- Ziel der Übung
Ermittle alle Zeilen der Einträge, die das Wort „processing“ enthalten, und schreibe jede dieser Zeilen vollständig ab.
##########
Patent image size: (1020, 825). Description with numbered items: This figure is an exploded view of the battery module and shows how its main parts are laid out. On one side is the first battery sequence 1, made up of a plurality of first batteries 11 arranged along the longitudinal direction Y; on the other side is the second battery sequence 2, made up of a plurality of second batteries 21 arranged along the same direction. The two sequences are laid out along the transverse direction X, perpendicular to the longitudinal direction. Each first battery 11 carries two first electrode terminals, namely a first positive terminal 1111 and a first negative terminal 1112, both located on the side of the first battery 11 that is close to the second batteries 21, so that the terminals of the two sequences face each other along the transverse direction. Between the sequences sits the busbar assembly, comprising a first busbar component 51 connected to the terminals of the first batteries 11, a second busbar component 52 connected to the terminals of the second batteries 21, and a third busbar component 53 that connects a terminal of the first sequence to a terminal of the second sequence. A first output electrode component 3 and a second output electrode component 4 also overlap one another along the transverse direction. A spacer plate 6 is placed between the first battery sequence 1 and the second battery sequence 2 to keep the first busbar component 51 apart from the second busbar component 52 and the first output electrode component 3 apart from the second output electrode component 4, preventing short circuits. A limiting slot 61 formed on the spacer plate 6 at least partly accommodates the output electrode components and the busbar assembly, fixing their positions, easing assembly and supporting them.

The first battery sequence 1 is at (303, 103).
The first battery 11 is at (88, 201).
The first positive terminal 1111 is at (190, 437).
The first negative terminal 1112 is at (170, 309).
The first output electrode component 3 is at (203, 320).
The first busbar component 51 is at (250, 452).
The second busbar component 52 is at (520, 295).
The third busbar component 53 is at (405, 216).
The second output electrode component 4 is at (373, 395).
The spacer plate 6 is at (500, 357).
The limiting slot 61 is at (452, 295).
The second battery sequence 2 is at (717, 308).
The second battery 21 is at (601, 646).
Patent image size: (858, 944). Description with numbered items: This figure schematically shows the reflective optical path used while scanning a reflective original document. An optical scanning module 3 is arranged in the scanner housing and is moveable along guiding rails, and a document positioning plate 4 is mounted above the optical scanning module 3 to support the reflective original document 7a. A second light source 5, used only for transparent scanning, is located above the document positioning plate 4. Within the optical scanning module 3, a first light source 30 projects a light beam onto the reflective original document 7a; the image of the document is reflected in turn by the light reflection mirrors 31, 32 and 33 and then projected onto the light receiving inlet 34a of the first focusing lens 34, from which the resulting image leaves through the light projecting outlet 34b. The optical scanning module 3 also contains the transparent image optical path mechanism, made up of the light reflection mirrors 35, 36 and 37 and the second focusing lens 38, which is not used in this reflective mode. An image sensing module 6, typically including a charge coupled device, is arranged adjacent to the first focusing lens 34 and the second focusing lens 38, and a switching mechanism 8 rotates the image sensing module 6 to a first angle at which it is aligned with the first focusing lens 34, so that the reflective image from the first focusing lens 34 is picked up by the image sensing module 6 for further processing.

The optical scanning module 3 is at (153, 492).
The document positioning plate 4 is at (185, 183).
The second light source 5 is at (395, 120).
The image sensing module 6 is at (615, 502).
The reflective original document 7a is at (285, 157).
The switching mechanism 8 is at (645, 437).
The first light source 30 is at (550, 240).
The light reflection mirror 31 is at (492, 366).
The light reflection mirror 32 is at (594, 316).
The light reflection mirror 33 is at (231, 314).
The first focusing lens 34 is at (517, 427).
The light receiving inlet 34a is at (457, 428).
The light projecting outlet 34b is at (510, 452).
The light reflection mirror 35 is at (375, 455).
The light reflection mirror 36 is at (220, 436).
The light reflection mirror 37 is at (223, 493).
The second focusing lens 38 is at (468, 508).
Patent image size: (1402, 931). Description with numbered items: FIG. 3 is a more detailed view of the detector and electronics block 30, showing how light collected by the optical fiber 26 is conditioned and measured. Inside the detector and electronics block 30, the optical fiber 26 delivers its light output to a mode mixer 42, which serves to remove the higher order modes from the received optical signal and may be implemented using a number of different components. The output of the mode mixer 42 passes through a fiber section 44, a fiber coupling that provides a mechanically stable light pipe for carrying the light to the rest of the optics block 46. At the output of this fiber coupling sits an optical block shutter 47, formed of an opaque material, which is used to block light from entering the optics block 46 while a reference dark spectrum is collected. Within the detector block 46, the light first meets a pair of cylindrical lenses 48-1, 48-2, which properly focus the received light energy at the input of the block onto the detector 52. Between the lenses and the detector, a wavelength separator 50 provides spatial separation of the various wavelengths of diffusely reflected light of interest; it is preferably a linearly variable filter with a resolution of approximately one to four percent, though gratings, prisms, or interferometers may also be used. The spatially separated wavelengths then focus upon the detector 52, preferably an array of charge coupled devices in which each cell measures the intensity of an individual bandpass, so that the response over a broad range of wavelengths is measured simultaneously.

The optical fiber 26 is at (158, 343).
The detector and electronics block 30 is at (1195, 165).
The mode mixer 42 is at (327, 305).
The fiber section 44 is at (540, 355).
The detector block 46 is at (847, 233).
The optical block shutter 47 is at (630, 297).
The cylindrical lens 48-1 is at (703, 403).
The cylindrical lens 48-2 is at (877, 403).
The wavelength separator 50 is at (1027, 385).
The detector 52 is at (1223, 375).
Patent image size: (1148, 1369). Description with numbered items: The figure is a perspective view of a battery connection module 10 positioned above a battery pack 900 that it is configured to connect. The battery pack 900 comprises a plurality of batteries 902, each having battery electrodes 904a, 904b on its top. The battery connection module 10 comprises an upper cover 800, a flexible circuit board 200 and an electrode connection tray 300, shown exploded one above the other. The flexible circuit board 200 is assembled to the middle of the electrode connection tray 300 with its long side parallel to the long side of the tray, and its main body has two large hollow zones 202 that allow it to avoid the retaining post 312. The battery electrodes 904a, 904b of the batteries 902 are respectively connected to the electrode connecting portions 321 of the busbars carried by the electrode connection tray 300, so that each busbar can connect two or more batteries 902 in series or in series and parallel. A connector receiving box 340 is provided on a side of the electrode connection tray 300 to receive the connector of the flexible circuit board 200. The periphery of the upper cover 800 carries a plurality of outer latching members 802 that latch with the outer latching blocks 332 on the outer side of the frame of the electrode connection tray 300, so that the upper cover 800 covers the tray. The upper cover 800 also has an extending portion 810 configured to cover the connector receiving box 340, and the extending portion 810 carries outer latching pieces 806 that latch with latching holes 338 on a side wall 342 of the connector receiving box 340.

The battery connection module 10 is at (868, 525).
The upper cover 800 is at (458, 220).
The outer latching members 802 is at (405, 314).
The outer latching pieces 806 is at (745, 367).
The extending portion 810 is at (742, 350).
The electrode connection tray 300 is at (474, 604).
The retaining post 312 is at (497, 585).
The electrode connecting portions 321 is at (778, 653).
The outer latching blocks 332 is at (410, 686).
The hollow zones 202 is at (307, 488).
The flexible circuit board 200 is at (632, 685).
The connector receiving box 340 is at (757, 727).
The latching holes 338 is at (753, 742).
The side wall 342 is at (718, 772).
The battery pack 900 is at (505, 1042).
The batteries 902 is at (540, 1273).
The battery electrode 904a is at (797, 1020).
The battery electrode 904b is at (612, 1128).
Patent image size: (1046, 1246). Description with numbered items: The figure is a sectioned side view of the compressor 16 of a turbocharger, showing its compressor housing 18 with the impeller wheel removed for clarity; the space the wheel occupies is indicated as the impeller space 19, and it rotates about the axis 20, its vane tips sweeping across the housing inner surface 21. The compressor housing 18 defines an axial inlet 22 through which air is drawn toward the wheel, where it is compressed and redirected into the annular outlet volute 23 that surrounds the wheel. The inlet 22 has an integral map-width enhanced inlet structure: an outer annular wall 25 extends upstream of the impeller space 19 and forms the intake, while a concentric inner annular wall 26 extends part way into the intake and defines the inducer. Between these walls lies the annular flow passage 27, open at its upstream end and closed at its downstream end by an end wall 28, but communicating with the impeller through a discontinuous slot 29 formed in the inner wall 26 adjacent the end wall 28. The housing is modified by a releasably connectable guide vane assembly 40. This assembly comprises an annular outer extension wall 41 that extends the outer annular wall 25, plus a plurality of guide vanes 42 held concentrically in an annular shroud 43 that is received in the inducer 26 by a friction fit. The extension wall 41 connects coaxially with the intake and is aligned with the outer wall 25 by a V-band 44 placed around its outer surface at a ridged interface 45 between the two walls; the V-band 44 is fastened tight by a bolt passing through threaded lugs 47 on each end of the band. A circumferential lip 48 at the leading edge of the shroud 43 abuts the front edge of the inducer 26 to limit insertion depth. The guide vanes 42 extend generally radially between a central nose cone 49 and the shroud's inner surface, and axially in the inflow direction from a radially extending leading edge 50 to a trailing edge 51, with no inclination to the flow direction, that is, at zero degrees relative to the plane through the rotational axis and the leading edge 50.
##########
- Antwort
Patent image size: (858, 944). Description with numbered items: This figure schematically shows the reflective optical path used while scanning a reflective original document. An optical scanning module 3 is arranged in the scanner housing and is moveable along guiding rails, and a document positioning plate 4 is mounted above the optical scanning module 3 to support the reflective original document 7a. A second light source 5, used only for transparent scanning, is located above the document positioning plate 4. Within the optical scanning module 3, a first light source 30 projects a light beam onto the reflective original document 7a; the image of the document is reflected in turn by the light reflection mirrors 31, 32 and 33 and then projected onto the light receiving inlet 34a of the first focusing lens 34, from which the resulting image leaves through the light projecting outlet 34b. The optical scanning module 3 also contains the transparent image optical path mechanism, made up of the light reflection mirrors 35, 36 and 37 and the second focusing lens 38, which is not used in this reflective mode. An image sensing module 6, typically including a charge coupled device, is arranged adjacent to the first focusing lens 34 and the second focusing lens 38, and a switching mechanism 8 rotates the image sensing module 6 to a first angle at which it is aligned with the first focusing lens 34, so that the reflective image from the first focusing lens 34 is picked up by the image sensing module 6 for further processing.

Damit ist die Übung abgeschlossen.